Records that describe figures:
>>

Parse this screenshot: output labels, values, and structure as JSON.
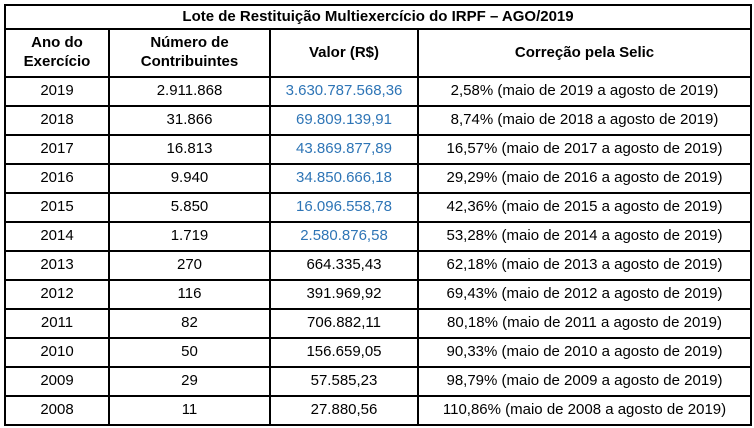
{
  "table": {
    "title": "Lote de Restituição Multiexercício do IRPF – AGO/2019",
    "headers": {
      "year": "Ano do Exercício",
      "contributors": "Número de Contribuintes",
      "value": "Valor (R$)",
      "selic": "Correção pela Selic"
    },
    "value_highlight_color": "#2E75B6",
    "rows": [
      {
        "year": "2019",
        "contributors": "2.911.868",
        "value": "3.630.787.568,36",
        "value_blue": true,
        "selic": "2,58% (maio de 2019 a agosto de 2019)"
      },
      {
        "year": "2018",
        "contributors": "31.866",
        "value": "69.809.139,91",
        "value_blue": true,
        "selic": "8,74% (maio de 2018 a agosto de 2019)"
      },
      {
        "year": "2017",
        "contributors": "16.813",
        "value": "43.869.877,89",
        "value_blue": true,
        "selic": "16,57% (maio de 2017 a agosto de 2019)"
      },
      {
        "year": "2016",
        "contributors": "9.940",
        "value": "34.850.666,18",
        "value_blue": true,
        "selic": "29,29% (maio de 2016 a agosto de 2019)"
      },
      {
        "year": "2015",
        "contributors": "5.850",
        "value": "16.096.558,78",
        "value_blue": true,
        "selic": "42,36% (maio de 2015 a agosto de 2019)"
      },
      {
        "year": "2014",
        "contributors": "1.719",
        "value": "2.580.876,58",
        "value_blue": true,
        "selic": "53,28% (maio de 2014 a agosto de 2019)"
      },
      {
        "year": "2013",
        "contributors": "270",
        "value": "664.335,43",
        "value_blue": false,
        "selic": "62,18% (maio de 2013 a agosto de 2019)"
      },
      {
        "year": "2012",
        "contributors": "116",
        "value": "391.969,92",
        "value_blue": false,
        "selic": "69,43% (maio de 2012 a agosto de 2019)"
      },
      {
        "year": "2011",
        "contributors": "82",
        "value": "706.882,11",
        "value_blue": false,
        "selic": "80,18% (maio de 2011 a agosto de 2019)"
      },
      {
        "year": "2010",
        "contributors": "50",
        "value": "156.659,05",
        "value_blue": false,
        "selic": "90,33% (maio de 2010 a agosto de 2019)"
      },
      {
        "year": "2009",
        "contributors": "29",
        "value": "57.585,23",
        "value_blue": false,
        "selic": "98,79% (maio de 2009 a agosto de 2019)"
      },
      {
        "year": "2008",
        "contributors": "11",
        "value": "27.880,56",
        "value_blue": false,
        "selic": "110,86% (maio de 2008 a agosto de 2019)"
      }
    ]
  }
}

<<

Scan the material above for the string "maio" and return the lines that hold it.

        "selic": "2,58% (maio de 2019 a agosto de 2019)"
        "selic": "8,74% (maio de 2018 a agosto de 2019)"
        "selic": "16,57% (maio de 2017 a agosto de 2019)"
        "selic": "29,29% (maio de 2016 a agosto de 2019)"
        "selic": "42,36% (maio de 2015 a agosto de 2019)"
        "selic": "53,28% (maio de 2014 a agosto de 2019)"
        "selic": "62,18% (maio de 2013 a agosto de 2019)"
        "selic": "69,43% (maio de 2012 a agosto de 2019)"
        "selic": "80,18% (maio de 2011 a agosto de 2019)"
        "selic": "90,33% (maio de 2010 a agosto de 2019)"
        "selic": "98,79% (maio de 2009 a agosto de 2019)"
        "selic": "110,86% (maio de 2008 a agosto de 2019)"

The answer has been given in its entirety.